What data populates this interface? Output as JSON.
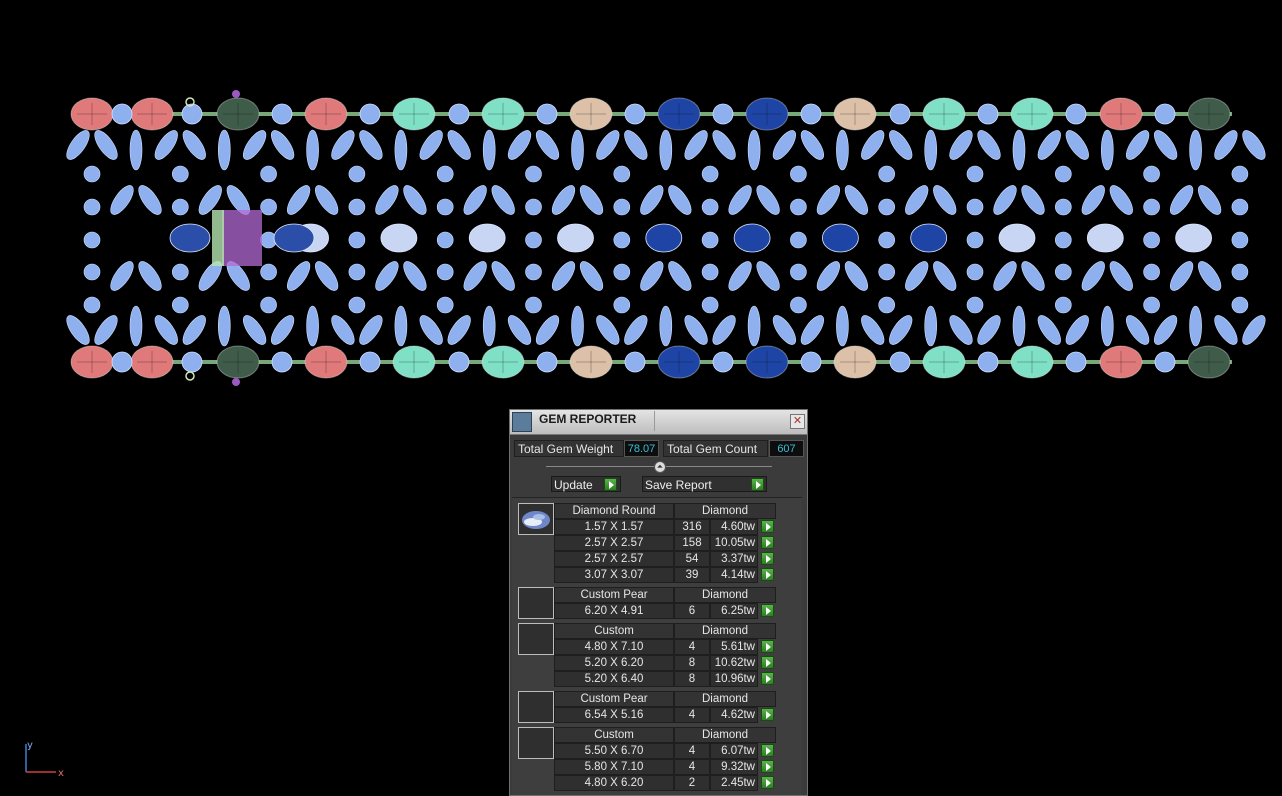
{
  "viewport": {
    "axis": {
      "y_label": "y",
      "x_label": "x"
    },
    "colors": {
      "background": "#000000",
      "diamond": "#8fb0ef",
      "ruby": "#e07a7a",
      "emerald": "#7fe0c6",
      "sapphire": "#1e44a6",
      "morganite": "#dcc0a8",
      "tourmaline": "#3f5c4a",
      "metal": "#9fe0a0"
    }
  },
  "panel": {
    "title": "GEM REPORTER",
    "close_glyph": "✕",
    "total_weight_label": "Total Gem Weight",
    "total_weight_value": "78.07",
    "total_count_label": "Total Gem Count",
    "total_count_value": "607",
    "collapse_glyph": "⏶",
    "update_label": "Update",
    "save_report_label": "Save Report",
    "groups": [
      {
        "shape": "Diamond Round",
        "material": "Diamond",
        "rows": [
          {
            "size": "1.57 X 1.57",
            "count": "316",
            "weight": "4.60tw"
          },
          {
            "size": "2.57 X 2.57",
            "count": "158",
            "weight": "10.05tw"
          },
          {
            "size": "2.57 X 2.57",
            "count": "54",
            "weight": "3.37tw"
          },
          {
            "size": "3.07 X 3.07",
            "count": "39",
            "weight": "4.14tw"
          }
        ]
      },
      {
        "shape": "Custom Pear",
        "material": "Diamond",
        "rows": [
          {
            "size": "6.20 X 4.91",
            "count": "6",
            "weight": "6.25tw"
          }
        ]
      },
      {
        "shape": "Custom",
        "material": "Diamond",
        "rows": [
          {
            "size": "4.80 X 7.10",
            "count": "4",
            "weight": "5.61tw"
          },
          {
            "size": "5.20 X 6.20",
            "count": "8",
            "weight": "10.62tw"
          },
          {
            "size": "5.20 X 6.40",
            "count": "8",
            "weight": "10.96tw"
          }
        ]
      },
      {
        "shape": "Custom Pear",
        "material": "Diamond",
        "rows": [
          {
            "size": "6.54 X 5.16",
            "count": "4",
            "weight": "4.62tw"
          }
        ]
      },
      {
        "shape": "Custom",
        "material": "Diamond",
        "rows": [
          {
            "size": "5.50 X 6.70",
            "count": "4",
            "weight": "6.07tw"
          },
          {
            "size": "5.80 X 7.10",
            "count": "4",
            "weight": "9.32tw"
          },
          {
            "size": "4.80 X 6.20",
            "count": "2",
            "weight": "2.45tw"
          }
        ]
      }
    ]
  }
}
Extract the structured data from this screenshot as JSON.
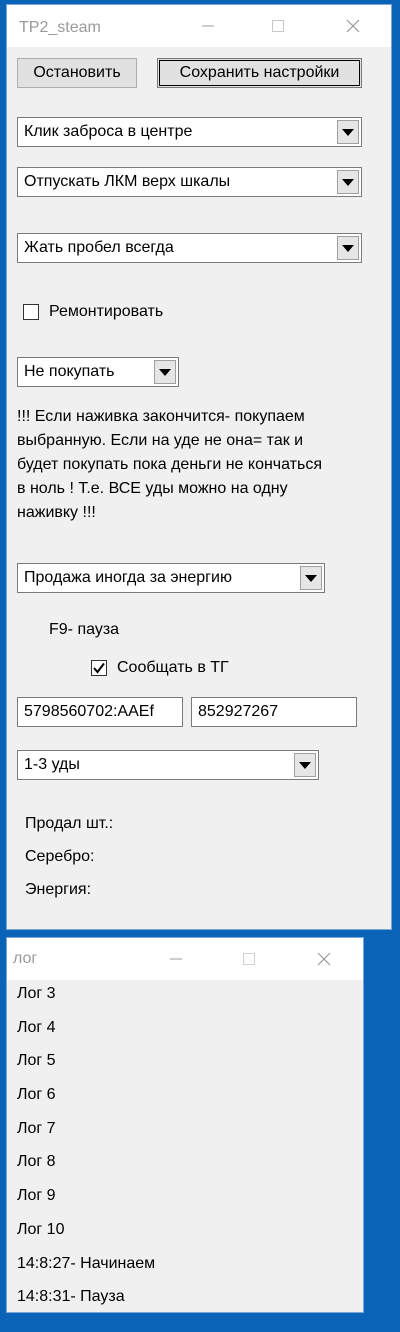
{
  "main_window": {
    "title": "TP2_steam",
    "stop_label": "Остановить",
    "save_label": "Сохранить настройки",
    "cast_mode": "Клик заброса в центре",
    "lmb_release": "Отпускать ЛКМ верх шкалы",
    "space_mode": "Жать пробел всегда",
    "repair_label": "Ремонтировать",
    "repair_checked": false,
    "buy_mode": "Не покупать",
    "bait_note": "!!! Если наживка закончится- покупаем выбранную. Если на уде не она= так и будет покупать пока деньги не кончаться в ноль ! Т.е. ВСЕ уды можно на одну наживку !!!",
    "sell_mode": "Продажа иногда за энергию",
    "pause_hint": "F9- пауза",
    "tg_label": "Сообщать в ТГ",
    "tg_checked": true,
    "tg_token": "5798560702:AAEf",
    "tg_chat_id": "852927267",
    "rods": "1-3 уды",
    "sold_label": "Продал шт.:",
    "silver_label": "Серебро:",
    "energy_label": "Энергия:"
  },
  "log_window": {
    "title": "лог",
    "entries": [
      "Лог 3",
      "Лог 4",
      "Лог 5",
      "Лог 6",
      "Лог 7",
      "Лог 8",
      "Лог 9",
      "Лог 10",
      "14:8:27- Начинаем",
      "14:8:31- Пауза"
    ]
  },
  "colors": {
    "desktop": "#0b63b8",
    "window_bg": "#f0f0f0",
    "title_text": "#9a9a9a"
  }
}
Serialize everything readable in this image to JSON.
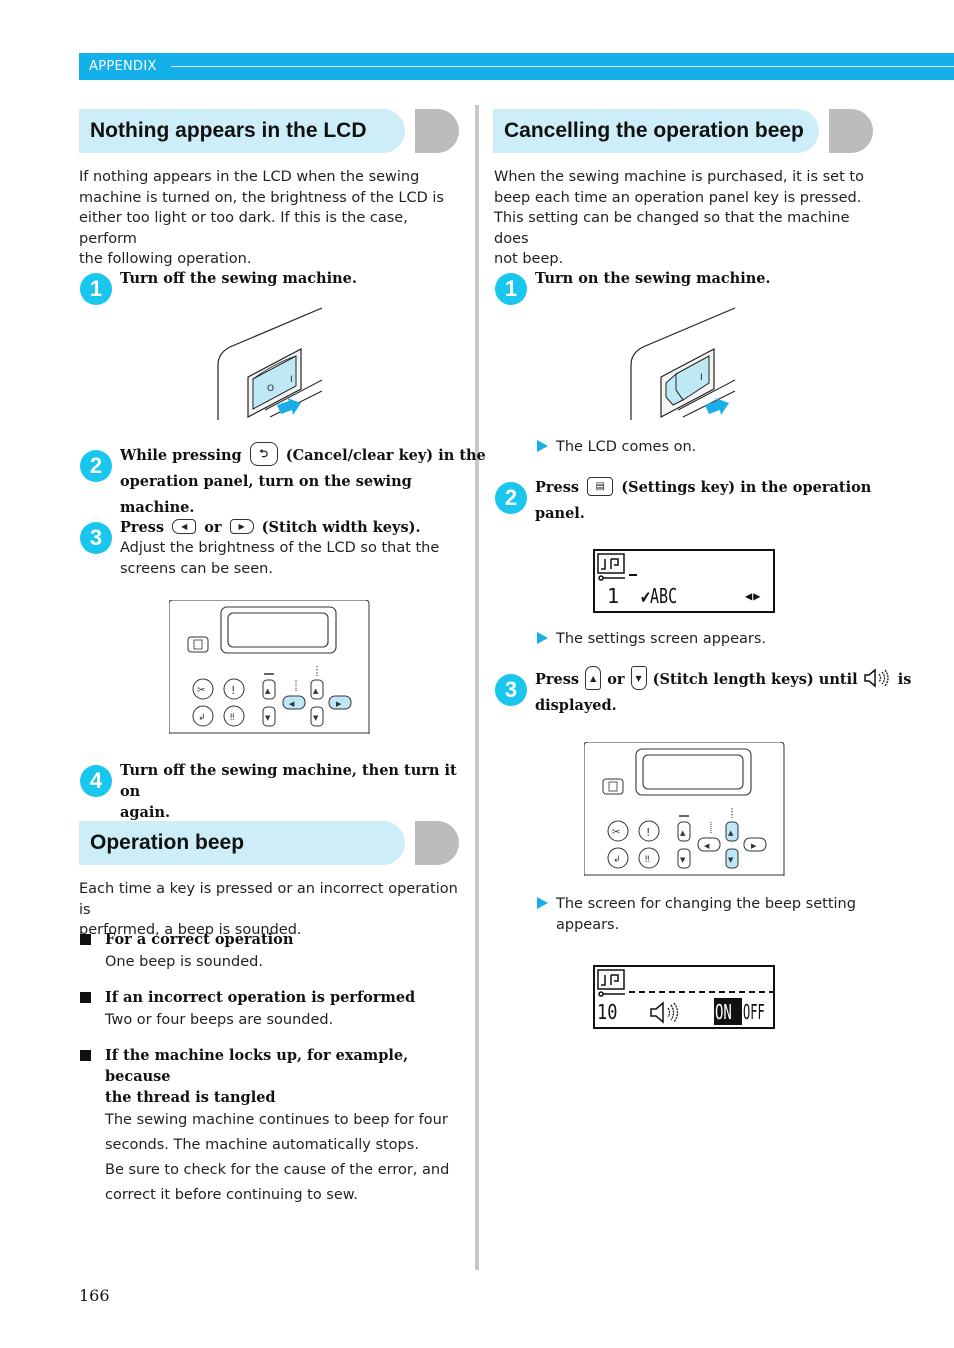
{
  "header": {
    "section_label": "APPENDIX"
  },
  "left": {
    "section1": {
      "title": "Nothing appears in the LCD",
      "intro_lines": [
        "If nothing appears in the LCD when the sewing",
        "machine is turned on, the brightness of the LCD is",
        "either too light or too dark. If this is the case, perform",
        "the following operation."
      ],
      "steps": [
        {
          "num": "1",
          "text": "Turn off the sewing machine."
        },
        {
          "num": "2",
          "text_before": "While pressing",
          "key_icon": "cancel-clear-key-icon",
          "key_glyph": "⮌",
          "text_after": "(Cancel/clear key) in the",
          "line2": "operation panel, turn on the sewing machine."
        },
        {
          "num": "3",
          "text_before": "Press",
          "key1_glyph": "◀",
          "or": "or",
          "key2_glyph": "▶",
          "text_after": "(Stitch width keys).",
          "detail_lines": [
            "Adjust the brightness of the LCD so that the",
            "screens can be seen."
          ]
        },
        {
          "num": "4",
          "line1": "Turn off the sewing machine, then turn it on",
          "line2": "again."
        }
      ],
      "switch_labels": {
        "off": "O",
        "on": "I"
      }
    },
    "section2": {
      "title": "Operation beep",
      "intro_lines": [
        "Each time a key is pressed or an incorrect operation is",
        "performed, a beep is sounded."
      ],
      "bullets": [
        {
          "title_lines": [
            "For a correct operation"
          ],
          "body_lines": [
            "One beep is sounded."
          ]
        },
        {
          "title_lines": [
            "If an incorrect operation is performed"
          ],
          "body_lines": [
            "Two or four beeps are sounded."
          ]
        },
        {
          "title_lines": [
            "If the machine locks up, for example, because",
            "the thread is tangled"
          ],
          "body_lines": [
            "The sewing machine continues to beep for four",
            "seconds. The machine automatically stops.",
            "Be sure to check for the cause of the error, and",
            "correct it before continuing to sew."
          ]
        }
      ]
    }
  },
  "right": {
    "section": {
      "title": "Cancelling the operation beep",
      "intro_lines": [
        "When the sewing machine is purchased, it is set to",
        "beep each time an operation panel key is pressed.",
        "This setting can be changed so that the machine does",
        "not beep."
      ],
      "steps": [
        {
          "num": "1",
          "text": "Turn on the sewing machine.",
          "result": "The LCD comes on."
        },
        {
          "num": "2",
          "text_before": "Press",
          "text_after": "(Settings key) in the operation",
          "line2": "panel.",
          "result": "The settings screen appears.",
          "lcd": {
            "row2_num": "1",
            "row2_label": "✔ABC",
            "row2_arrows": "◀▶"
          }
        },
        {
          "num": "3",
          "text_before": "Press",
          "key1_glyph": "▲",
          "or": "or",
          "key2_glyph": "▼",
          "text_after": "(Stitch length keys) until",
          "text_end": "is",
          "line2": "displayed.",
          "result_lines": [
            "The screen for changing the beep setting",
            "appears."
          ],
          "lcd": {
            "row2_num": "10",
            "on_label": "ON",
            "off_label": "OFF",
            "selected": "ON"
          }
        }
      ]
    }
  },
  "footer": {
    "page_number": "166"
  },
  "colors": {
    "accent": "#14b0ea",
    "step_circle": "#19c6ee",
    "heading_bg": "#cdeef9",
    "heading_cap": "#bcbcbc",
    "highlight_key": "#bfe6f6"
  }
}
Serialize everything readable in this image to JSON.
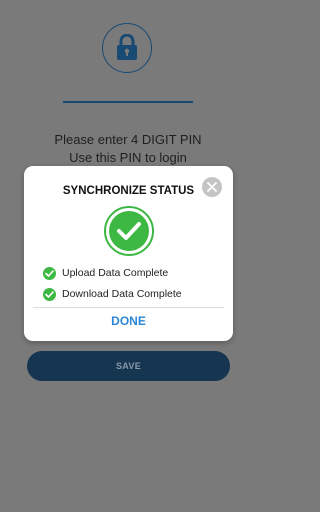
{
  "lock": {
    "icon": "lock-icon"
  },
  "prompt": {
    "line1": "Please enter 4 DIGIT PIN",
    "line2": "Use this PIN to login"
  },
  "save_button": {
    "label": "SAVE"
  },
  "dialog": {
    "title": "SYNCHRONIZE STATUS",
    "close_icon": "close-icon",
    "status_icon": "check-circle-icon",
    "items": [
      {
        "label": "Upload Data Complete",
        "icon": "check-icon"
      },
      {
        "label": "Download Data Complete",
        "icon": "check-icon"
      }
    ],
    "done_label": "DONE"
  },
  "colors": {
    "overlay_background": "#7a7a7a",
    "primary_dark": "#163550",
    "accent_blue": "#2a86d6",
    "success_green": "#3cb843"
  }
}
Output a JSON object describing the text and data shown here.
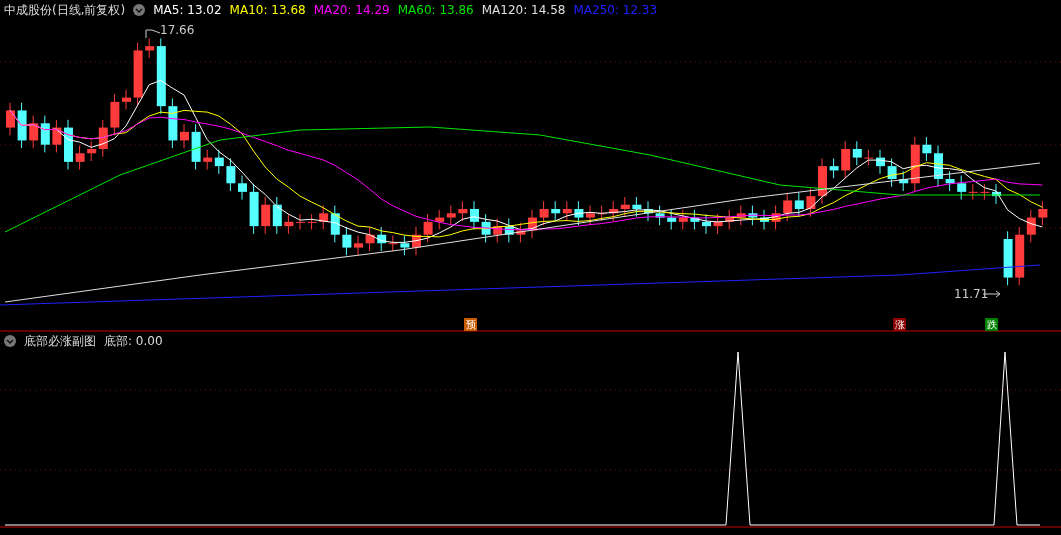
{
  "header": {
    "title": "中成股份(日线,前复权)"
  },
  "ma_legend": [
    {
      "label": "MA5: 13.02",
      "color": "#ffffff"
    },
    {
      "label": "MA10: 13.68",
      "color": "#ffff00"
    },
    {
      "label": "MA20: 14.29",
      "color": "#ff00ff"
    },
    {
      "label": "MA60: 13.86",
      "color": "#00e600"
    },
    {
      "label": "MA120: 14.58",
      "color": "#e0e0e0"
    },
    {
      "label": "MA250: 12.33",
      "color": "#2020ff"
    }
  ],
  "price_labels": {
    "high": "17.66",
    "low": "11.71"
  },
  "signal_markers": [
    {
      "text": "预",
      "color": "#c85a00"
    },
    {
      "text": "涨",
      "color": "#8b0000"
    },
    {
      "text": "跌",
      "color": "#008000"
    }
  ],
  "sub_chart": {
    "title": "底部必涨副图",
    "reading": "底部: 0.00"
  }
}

→ **WORK INSTRUCTIONS**:
Copy all lines from the listing that contain "icon".

→ **FINAL RESULT**:
          "key_icon": "cancel-clear-key-icon",
    "icon": "lock-icon"
    "close_icon": "close-icon",
    "status_icon": "check-circle-icon",
        "icon": "check-icon"
        "icon": "check-icon"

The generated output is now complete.